- **Stated task**
Your task is to transcribe the data in full.

- **Records to process**
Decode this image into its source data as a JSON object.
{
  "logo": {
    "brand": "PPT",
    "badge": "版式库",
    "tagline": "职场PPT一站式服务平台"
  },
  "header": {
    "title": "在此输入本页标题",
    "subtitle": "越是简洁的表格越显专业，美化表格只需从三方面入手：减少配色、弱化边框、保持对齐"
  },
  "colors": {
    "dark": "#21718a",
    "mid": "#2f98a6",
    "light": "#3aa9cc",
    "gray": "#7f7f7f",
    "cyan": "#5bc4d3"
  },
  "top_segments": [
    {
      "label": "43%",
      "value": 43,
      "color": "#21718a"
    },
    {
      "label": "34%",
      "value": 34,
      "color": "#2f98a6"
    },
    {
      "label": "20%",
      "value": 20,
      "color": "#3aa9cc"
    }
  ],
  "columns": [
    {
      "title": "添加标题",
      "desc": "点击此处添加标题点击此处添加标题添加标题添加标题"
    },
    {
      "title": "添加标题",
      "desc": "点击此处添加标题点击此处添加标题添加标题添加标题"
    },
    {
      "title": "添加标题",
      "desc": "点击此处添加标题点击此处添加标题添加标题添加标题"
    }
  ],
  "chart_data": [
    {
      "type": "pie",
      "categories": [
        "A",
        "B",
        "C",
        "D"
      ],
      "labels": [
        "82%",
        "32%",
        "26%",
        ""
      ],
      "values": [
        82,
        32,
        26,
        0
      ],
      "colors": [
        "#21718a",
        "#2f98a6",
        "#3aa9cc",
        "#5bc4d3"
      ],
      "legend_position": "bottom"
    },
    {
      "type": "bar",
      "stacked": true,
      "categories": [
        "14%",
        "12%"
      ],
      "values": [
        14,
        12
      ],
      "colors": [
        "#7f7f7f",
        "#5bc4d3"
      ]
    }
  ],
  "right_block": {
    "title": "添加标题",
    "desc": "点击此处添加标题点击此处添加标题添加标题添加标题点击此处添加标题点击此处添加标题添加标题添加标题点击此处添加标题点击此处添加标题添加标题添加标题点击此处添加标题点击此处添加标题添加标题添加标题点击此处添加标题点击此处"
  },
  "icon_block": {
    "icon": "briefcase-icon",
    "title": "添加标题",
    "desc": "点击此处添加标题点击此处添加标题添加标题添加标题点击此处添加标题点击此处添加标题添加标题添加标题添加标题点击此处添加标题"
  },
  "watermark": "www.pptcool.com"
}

- **Complete response**
Decode this image into its source data as a JSON object.
{
  "logo": {
    "brand": "PPT",
    "badge": "版式库",
    "tagline": "职场PPT一站式服务平台"
  },
  "header": {
    "title": "在此输入本页标题",
    "subtitle": "越是简洁的表格越显专业，美化表格只需从三方面入手：减少配色、弱化边框、保持对齐"
  },
  "colors": {
    "dark": "#21718a",
    "mid": "#2f98a6",
    "light": "#3aa9cc",
    "gray": "#7f7f7f",
    "cyan": "#5bc4d3"
  },
  "top_segments": [
    {
      "label": "43%",
      "value": 43,
      "color": "#21718a"
    },
    {
      "label": "34%",
      "value": 34,
      "color": "#2f98a6"
    },
    {
      "label": "20%",
      "value": 20,
      "color": "#3aa9cc"
    }
  ],
  "columns": [
    {
      "title": "添加标题",
      "desc": "点击此处添加标题点击此处添加标题添加标题添加标题"
    },
    {
      "title": "添加标题",
      "desc": "点击此处添加标题点击此处添加标题添加标题添加标题"
    },
    {
      "title": "添加标题",
      "desc": "点击此处添加标题点击此处添加标题添加标题添加标题"
    }
  ],
  "chart_data": [
    {
      "type": "pie",
      "categories": [
        "A",
        "B",
        "C",
        "D"
      ],
      "labels": [
        "82%",
        "32%",
        "26%",
        ""
      ],
      "values": [
        82,
        32,
        26,
        0
      ],
      "colors": [
        "#21718a",
        "#2f98a6",
        "#3aa9cc",
        "#5bc4d3"
      ],
      "legend_position": "bottom"
    },
    {
      "type": "bar",
      "stacked": true,
      "categories": [
        "14%",
        "12%"
      ],
      "values": [
        14,
        12
      ],
      "colors": [
        "#7f7f7f",
        "#5bc4d3"
      ]
    }
  ],
  "right_block": {
    "title": "添加标题",
    "desc": "点击此处添加标题点击此处添加标题添加标题添加标题点击此处添加标题点击此处添加标题添加标题添加标题点击此处添加标题点击此处添加标题添加标题添加标题点击此处添加标题点击此处添加标题添加标题添加标题点击此处添加标题点击此处"
  },
  "icon_block": {
    "icon": "briefcase-icon",
    "title": "添加标题",
    "desc": "点击此处添加标题点击此处添加标题添加标题添加标题点击此处添加标题点击此处添加标题添加标题添加标题添加标题点击此处添加标题"
  },
  "watermark": "www.pptcool.com"
}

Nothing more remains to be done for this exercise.